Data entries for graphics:
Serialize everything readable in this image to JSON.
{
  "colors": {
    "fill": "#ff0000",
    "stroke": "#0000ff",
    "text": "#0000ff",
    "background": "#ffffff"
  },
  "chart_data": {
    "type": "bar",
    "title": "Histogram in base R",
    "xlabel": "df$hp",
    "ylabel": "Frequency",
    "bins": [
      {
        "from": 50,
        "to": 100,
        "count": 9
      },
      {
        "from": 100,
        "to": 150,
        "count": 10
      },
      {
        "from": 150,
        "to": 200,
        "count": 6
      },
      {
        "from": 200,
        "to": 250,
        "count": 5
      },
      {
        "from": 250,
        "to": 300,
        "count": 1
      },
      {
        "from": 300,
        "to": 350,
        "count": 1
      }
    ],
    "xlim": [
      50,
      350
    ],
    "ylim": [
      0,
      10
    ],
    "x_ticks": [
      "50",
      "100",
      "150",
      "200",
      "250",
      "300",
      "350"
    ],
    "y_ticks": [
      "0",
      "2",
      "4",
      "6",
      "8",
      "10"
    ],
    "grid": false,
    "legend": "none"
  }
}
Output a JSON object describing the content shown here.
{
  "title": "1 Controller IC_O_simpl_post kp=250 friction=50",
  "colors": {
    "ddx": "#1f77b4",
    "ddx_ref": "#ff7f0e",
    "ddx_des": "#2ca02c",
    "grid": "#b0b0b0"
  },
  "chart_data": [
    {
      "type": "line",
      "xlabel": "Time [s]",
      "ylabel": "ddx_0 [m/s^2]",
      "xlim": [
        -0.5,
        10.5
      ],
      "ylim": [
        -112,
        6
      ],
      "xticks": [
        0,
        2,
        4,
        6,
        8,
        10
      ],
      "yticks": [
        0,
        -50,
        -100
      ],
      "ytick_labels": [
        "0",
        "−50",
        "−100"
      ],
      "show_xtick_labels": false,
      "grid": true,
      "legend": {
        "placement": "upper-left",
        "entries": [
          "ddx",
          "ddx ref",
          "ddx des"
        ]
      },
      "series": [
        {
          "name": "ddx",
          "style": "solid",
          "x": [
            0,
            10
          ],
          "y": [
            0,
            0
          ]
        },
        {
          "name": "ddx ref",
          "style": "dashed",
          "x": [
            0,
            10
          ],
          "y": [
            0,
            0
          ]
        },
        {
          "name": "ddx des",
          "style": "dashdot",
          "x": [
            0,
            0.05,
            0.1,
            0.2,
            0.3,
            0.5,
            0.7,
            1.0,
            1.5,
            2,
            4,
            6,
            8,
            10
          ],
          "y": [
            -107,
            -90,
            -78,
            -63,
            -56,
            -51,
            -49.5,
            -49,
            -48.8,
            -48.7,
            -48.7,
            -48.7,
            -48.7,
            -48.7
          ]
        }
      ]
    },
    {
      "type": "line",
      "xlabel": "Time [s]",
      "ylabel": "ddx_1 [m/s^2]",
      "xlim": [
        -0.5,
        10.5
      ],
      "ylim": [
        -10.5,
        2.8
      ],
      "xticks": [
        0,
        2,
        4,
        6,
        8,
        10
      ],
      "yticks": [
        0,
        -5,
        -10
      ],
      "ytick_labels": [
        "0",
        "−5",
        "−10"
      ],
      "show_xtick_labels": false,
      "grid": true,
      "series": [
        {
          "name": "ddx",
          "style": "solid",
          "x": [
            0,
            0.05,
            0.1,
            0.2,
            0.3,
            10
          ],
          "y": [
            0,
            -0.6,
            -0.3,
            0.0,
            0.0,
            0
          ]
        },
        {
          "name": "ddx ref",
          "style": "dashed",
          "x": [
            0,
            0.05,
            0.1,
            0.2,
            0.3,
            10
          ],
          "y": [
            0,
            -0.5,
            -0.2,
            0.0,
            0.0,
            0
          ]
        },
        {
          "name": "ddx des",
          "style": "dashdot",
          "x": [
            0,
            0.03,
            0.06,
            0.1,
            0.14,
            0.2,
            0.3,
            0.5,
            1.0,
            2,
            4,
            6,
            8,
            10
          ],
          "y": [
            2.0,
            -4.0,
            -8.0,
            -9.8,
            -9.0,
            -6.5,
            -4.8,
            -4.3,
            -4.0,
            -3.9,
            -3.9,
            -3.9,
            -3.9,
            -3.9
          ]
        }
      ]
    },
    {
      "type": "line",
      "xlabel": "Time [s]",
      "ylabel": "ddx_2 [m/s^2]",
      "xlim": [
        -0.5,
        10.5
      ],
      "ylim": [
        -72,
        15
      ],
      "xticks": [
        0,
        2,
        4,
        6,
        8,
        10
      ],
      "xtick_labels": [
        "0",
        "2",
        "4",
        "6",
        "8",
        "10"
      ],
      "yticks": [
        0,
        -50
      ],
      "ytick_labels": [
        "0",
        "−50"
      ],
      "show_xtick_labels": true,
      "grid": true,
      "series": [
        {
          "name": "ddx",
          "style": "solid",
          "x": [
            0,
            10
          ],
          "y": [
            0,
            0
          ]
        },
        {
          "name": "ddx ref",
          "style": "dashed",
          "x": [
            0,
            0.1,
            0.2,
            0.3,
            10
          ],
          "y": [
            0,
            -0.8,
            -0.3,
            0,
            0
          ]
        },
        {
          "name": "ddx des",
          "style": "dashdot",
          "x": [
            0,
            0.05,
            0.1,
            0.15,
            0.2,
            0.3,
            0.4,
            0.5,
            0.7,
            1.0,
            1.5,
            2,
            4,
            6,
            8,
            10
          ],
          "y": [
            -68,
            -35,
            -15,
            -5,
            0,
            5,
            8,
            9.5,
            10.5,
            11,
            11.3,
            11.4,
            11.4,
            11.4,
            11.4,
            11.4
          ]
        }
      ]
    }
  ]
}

*WHAT YOU NEED TO DO*: Copy every line of the entries above in which "ylabel" occurs.

*TASK RESULT*:
    "ylabel": "Frequency",
      "ylabel": "ddx_0 [m/s^2]",
      "ylabel": "ddx_1 [m/s^2]",
      "ylabel": "ddx_2 [m/s^2]",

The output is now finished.